--- RECORDS FOR THE TASK ---

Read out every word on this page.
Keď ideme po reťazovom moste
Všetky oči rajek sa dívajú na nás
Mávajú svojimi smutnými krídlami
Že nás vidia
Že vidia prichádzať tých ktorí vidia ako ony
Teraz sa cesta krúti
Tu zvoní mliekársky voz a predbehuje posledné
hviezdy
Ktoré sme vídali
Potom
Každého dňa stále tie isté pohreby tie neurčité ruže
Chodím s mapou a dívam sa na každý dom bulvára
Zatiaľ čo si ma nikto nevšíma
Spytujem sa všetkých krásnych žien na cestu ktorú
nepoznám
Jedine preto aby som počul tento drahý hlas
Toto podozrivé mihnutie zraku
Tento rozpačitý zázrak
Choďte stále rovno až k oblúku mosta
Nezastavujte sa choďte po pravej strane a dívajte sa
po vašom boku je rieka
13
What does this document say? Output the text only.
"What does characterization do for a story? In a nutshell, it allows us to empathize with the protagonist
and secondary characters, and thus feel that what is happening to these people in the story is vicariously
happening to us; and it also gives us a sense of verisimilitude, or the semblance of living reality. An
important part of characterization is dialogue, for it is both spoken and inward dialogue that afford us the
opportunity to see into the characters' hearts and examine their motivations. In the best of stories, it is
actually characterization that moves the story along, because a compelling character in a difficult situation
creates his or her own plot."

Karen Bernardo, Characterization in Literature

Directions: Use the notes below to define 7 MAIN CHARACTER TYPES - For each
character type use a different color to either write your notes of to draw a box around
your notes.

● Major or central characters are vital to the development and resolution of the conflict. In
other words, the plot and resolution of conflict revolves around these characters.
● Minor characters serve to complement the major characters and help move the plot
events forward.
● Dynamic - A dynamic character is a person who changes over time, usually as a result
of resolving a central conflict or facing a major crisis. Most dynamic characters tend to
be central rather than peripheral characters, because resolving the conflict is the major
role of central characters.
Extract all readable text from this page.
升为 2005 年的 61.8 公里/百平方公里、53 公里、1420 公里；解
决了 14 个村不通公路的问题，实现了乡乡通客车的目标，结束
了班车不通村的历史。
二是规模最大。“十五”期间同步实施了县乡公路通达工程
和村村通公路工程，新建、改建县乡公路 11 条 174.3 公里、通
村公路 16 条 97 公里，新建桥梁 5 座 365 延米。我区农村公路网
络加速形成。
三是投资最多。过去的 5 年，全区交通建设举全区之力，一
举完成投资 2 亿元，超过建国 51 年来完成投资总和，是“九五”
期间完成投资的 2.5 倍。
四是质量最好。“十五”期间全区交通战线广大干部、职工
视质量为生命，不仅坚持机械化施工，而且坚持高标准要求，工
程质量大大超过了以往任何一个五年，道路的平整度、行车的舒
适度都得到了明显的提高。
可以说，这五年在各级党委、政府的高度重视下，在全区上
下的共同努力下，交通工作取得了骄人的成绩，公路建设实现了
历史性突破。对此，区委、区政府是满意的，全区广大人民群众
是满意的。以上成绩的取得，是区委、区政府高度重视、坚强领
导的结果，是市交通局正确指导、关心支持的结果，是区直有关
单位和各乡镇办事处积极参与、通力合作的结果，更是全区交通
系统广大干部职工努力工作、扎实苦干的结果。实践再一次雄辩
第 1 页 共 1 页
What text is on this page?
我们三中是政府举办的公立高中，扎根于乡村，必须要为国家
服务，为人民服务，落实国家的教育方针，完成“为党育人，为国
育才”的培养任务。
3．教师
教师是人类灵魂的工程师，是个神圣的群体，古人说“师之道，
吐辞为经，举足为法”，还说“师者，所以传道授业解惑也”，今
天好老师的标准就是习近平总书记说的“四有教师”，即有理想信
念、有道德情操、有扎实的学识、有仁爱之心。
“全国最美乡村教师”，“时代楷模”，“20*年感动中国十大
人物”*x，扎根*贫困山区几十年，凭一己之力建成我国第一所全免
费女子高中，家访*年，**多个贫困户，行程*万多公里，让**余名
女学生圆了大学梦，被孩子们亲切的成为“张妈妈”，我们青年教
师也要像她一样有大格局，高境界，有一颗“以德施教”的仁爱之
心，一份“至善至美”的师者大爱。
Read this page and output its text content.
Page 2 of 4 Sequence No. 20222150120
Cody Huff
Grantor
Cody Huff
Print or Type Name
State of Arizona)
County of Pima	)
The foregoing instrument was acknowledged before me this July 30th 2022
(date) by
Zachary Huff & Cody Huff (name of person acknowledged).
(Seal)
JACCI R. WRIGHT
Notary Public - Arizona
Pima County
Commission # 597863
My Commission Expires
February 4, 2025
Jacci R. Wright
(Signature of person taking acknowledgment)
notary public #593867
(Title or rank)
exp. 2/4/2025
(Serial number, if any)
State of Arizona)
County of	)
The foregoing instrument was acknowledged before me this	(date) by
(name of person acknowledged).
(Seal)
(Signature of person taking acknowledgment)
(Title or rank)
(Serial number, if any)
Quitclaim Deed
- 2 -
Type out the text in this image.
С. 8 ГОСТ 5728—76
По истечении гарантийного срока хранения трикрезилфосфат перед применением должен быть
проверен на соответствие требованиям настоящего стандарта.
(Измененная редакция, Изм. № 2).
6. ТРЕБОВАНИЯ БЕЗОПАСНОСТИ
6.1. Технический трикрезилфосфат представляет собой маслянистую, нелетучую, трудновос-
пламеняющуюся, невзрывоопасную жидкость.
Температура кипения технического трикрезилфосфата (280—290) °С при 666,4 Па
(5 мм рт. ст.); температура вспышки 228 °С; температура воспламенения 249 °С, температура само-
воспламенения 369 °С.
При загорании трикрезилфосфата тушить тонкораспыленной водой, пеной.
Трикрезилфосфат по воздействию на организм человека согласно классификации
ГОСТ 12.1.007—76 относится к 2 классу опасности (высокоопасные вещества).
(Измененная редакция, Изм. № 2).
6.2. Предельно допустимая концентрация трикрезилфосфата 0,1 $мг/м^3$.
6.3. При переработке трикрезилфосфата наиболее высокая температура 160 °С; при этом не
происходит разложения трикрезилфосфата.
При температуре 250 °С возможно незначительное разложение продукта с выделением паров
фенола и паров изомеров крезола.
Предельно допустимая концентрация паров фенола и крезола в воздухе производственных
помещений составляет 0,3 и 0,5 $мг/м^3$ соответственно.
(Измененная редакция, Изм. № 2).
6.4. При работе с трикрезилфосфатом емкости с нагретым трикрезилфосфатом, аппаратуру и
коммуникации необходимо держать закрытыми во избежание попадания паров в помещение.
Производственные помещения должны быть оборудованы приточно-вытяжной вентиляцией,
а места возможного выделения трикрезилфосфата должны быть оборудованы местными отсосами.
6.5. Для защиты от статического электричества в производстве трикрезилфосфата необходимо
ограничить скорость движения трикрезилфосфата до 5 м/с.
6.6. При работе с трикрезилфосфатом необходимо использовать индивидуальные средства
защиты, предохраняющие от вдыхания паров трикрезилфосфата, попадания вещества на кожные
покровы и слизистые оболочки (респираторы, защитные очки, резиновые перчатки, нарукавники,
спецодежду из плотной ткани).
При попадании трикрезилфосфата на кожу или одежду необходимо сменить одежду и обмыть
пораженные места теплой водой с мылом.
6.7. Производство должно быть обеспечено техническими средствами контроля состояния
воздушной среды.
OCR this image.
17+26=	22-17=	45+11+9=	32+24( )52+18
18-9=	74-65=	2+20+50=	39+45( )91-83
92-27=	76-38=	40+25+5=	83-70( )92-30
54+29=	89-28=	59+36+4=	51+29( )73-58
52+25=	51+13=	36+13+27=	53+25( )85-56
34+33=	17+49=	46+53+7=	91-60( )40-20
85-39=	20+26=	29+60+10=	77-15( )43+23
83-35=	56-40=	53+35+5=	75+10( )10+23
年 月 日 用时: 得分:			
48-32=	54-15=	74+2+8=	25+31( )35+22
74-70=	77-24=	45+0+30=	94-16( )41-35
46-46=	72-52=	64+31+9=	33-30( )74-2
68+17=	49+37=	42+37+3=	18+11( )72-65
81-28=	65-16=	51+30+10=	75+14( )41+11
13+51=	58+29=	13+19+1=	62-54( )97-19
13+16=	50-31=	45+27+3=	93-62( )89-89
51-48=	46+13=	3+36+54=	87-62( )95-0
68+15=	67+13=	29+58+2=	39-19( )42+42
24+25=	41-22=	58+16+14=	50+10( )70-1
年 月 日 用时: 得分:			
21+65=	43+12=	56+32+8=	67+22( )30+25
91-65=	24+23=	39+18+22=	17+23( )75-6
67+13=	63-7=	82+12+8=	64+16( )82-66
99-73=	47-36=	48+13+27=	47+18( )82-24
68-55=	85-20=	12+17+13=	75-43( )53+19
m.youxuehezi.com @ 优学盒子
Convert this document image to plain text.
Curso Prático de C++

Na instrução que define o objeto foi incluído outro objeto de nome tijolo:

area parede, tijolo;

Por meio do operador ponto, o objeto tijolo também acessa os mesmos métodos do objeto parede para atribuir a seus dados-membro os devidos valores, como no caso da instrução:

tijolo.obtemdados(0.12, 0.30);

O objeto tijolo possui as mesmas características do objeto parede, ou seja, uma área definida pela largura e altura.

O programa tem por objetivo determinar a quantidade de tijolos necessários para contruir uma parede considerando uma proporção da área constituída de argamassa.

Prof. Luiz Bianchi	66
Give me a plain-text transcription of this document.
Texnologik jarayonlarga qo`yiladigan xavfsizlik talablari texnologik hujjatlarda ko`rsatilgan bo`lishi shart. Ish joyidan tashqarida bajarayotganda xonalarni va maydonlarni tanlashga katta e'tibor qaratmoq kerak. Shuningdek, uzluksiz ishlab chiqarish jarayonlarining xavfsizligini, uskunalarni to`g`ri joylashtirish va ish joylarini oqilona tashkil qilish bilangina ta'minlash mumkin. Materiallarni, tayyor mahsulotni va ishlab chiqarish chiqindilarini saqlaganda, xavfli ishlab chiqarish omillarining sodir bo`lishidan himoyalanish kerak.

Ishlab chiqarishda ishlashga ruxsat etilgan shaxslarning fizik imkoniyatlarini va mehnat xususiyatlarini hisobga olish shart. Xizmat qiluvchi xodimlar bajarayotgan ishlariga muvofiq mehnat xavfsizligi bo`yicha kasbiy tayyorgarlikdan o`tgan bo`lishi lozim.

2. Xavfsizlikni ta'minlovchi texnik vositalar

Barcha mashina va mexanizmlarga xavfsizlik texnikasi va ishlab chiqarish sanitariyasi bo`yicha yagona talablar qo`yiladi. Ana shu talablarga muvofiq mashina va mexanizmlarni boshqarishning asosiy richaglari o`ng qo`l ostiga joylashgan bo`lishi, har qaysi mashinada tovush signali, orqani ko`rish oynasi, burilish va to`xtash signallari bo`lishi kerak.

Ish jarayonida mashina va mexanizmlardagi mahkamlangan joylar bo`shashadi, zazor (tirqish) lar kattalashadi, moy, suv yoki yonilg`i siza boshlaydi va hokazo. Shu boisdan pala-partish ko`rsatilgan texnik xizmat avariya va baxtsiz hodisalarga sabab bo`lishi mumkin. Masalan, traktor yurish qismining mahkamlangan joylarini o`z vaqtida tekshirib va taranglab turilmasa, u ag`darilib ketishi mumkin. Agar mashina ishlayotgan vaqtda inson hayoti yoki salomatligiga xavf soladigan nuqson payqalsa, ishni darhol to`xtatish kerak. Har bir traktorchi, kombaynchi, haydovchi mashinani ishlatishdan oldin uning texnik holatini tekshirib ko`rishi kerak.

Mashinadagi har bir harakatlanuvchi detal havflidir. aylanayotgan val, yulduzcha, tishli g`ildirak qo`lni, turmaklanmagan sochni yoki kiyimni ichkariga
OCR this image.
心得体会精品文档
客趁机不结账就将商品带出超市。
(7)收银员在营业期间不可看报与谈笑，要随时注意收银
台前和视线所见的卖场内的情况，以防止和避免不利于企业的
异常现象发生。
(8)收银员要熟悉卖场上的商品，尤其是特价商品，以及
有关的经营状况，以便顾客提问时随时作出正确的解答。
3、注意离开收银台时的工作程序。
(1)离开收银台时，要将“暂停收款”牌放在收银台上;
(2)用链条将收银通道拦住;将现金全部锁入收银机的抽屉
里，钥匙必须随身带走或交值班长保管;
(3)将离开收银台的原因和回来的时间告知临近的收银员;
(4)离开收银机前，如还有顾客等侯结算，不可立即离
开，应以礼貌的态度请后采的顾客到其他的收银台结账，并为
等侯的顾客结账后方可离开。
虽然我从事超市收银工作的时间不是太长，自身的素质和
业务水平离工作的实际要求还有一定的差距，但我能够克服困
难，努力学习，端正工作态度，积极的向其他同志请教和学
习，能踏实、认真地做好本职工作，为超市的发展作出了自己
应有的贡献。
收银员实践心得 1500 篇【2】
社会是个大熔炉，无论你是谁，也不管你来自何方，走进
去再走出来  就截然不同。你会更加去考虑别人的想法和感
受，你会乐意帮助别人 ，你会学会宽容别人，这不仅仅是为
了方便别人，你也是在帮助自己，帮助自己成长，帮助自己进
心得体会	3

---

GIVEN REQUEST: Every line containing the string "фенола" must be listed.

FULL ANSWER:
фенола и паров изомеров крезола.
Предельно допустимая концентрация паров фенола и крезола в воздухе производственных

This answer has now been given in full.